Dataset excerpts:
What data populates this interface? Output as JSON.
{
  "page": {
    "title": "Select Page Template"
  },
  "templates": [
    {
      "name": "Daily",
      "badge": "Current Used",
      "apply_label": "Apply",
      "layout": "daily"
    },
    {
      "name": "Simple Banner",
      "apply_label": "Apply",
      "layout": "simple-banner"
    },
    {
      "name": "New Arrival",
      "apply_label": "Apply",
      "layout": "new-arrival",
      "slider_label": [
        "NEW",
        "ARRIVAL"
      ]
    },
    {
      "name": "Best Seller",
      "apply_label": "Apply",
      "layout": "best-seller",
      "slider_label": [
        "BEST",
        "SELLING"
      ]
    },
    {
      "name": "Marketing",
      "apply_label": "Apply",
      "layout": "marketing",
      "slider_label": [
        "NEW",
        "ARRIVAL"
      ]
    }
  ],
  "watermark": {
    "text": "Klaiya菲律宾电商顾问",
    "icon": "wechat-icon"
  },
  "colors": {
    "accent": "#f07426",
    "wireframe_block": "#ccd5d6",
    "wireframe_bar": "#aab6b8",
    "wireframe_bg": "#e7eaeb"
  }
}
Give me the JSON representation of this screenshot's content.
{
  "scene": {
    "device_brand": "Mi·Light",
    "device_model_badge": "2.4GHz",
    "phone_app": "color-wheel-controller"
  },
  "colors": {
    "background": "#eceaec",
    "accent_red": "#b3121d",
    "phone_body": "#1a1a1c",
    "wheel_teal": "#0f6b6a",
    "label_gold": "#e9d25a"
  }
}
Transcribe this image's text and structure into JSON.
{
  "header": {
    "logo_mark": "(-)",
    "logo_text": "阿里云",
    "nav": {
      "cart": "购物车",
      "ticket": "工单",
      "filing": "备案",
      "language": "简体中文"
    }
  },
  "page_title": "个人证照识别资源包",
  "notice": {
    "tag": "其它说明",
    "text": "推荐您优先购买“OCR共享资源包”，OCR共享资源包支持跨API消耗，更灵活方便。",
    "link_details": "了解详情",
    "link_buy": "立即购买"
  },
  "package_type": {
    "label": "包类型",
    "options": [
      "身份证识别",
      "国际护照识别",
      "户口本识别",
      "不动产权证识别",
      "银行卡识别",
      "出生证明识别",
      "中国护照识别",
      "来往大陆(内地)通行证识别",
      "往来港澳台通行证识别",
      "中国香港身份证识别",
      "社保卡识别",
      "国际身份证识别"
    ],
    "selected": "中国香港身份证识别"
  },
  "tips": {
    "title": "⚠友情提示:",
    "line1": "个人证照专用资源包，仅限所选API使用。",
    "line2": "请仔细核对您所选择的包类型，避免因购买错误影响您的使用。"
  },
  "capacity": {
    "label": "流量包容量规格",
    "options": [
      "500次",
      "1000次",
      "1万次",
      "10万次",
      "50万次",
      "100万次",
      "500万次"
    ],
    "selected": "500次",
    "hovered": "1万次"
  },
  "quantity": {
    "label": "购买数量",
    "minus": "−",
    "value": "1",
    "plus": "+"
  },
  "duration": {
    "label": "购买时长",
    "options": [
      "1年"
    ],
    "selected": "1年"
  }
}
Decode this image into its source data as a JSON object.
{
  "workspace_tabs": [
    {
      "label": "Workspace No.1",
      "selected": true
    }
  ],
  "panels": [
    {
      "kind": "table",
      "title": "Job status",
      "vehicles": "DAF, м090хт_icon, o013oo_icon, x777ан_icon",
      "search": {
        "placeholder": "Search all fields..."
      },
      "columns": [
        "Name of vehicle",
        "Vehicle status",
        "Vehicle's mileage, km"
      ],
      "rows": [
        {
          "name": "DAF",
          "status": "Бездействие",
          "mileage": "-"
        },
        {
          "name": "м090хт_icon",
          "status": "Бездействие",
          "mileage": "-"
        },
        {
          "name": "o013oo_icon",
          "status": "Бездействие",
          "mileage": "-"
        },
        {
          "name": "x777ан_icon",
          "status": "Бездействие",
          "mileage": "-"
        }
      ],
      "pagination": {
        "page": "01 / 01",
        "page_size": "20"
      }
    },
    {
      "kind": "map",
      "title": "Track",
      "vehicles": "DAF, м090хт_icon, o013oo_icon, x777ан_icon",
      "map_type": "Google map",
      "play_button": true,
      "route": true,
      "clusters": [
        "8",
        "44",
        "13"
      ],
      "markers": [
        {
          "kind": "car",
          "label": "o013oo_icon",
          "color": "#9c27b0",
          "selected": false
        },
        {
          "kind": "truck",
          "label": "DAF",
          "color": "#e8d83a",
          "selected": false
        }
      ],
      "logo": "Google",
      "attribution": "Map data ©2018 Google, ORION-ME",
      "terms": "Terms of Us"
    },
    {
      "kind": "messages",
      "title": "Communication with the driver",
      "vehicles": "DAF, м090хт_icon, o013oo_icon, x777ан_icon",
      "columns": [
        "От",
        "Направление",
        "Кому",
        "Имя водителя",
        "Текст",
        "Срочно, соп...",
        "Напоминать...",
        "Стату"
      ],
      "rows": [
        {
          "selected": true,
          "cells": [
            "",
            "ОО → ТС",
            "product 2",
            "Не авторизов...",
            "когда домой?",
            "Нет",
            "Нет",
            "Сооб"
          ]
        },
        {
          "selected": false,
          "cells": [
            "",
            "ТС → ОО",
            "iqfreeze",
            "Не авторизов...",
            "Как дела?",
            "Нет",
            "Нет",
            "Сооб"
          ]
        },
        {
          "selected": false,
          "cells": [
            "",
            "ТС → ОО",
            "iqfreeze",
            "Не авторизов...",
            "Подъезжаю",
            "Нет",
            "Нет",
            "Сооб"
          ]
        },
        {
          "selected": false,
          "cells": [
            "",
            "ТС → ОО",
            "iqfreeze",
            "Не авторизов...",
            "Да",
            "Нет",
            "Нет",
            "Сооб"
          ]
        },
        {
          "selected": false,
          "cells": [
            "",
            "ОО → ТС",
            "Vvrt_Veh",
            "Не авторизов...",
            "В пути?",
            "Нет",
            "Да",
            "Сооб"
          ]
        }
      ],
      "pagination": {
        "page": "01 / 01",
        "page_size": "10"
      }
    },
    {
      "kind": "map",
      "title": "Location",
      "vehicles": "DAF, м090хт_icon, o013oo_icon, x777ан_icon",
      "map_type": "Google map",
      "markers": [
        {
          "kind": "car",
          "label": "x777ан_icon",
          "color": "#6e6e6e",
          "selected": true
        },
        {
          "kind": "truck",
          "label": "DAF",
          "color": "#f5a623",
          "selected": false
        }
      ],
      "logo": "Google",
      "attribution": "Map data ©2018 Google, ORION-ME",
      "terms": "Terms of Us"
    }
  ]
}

_TASK DESCRIPTION_:
Reproduce all of the material above word for word.

_THE SOLUTION_:
What data populates this interface? Output as JSON.
{
  "page": {
    "title": "Select Page Template"
  },
  "templates": [
    {
      "name": "Daily",
      "badge": "Current Used",
      "apply_label": "Apply",
      "layout": "daily"
    },
    {
      "name": "Simple Banner",
      "apply_label": "Apply",
      "layout": "simple-banner"
    },
    {
      "name": "New Arrival",
      "apply_label": "Apply",
      "layout": "new-arrival",
      "slider_label": [
        "NEW",
        "ARRIVAL"
      ]
    },
    {
      "name": "Best Seller",
      "apply_label": "Apply",
      "layout": "best-seller",
      "slider_label": [
        "BEST",
        "SELLING"
      ]
    },
    {
      "name": "Marketing",
      "apply_label": "Apply",
      "layout": "marketing",
      "slider_label": [
        "NEW",
        "ARRIVAL"
      ]
    }
  ],
  "watermark": {
    "text": "Klaiya菲律宾电商顾问",
    "icon": "wechat-icon"
  },
  "colors": {
    "accent": "#f07426",
    "wireframe_block": "#ccd5d6",
    "wireframe_bar": "#aab6b8",
    "wireframe_bg": "#e7eaeb"
  }
}
Give me the JSON representation of this screenshot's content.
{
  "scene": {
    "device_brand": "Mi·Light",
    "device_model_badge": "2.4GHz",
    "phone_app": "color-wheel-controller"
  },
  "colors": {
    "background": "#eceaec",
    "accent_red": "#b3121d",
    "phone_body": "#1a1a1c",
    "wheel_teal": "#0f6b6a",
    "label_gold": "#e9d25a"
  }
}
Transcribe this image's text and structure into JSON.
{
  "header": {
    "logo_mark": "(-)",
    "logo_text": "阿里云",
    "nav": {
      "cart": "购物车",
      "ticket": "工单",
      "filing": "备案",
      "language": "简体中文"
    }
  },
  "page_title": "个人证照识别资源包",
  "notice": {
    "tag": "其它说明",
    "text": "推荐您优先购买“OCR共享资源包”，OCR共享资源包支持跨API消耗，更灵活方便。",
    "link_details": "了解详情",
    "link_buy": "立即购买"
  },
  "package_type": {
    "label": "包类型",
    "options": [
      "身份证识别",
      "国际护照识别",
      "户口本识别",
      "不动产权证识别",
      "银行卡识别",
      "出生证明识别",
      "中国护照识别",
      "来往大陆(内地)通行证识别",
      "往来港澳台通行证识别",
      "中国香港身份证识别",
      "社保卡识别",
      "国际身份证识别"
    ],
    "selected": "中国香港身份证识别"
  },
  "tips": {
    "title": "⚠友情提示:",
    "line1": "个人证照专用资源包，仅限所选API使用。",
    "line2": "请仔细核对您所选择的包类型，避免因购买错误影响您的使用。"
  },
  "capacity": {
    "label": "流量包容量规格",
    "options": [
      "500次",
      "1000次",
      "1万次",
      "10万次",
      "50万次",
      "100万次",
      "500万次"
    ],
    "selected": "500次",
    "hovered": "1万次"
  },
  "quantity": {
    "label": "购买数量",
    "minus": "−",
    "value": "1",
    "plus": "+"
  },
  "duration": {
    "label": "购买时长",
    "options": [
      "1年"
    ],
    "selected": "1年"
  }
}
Decode this image into its source data as a JSON object.
{
  "workspace_tabs": [
    {
      "label": "Workspace No.1",
      "selected": true
    }
  ],
  "panels": [
    {
      "kind": "table",
      "title": "Job status",
      "vehicles": "DAF, м090хт_icon, o013oo_icon, x777ан_icon",
      "search": {
        "placeholder": "Search all fields..."
      },
      "columns": [
        "Name of vehicle",
        "Vehicle status",
        "Vehicle's mileage, km"
      ],
      "rows": [
        {
          "name": "DAF",
          "status": "Бездействие",
          "mileage": "-"
        },
        {
          "name": "м090хт_icon",
          "status": "Бездействие",
          "mileage": "-"
        },
        {
          "name": "o013oo_icon",
          "status": "Бездействие",
          "mileage": "-"
        },
        {
          "name": "x777ан_icon",
          "status": "Бездействие",
          "mileage": "-"
        }
      ],
      "pagination": {
        "page": "01 / 01",
        "page_size": "20"
      }
    },
    {
      "kind": "map",
      "title": "Track",
      "vehicles": "DAF, м090хт_icon, o013oo_icon, x777ан_icon",
      "map_type": "Google map",
      "play_button": true,
      "route": true,
      "clusters": [
        "8",
        "44",
        "13"
      ],
      "markers": [
        {
          "kind": "car",
          "label": "o013oo_icon",
          "color": "#9c27b0",
          "selected": false
        },
        {
          "kind": "truck",
          "label": "DAF",
          "color": "#e8d83a",
          "selected": false
        }
      ],
      "logo": "Google",
      "attribution": "Map data ©2018 Google, ORION-ME",
      "terms": "Terms of Us"
    },
    {
      "kind": "messages",
      "title": "Communication with the driver",
      "vehicles": "DAF, м090хт_icon, o013oo_icon, x777ан_icon",
      "columns": [
        "От",
        "Направление",
        "Кому",
        "Имя водителя",
        "Текст",
        "Срочно, соп...",
        "Напоминать...",
        "Стату"
      ],
      "rows": [
        {
          "selected": true,
          "cells": [
            "",
            "ОО → ТС",
            "product 2",
            "Не авторизов...",
            "когда домой?",
            "Нет",
            "Нет",
            "Сооб"
          ]
        },
        {
          "selected": false,
          "cells": [
            "",
            "ТС → ОО",
            "iqfreeze",
            "Не авторизов...",
            "Как дела?",
            "Нет",
            "Нет",
            "Сооб"
          ]
        },
        {
          "selected": false,
          "cells": [
            "",
            "ТС → ОО",
            "iqfreeze",
            "Не авторизов...",
            "Подъезжаю",
            "Нет",
            "Нет",
            "Сооб"
          ]
        },
        {
          "selected": false,
          "cells": [
            "",
            "ТС → ОО",
            "iqfreeze",
            "Не авторизов...",
            "Да",
            "Нет",
            "Нет",
            "Сооб"
          ]
        },
        {
          "selected": false,
          "cells": [
            "",
            "ОО → ТС",
            "Vvrt_Veh",
            "Не авторизов...",
            "В пути?",
            "Нет",
            "Да",
            "Сооб"
          ]
        }
      ],
      "pagination": {
        "page": "01 / 01",
        "page_size": "10"
      }
    },
    {
      "kind": "map",
      "title": "Location",
      "vehicles": "DAF, м090хт_icon, o013oo_icon, x777ан_icon",
      "map_type": "Google map",
      "markers": [
        {
          "kind": "car",
          "label": "x777ан_icon",
          "color": "#6e6e6e",
          "selected": true
        },
        {
          "kind": "truck",
          "label": "DAF",
          "color": "#f5a623",
          "selected": false
        }
      ],
      "logo": "Google",
      "attribution": "Map data ©2018 Google, ORION-ME",
      "terms": "Terms of Us"
    }
  ]
}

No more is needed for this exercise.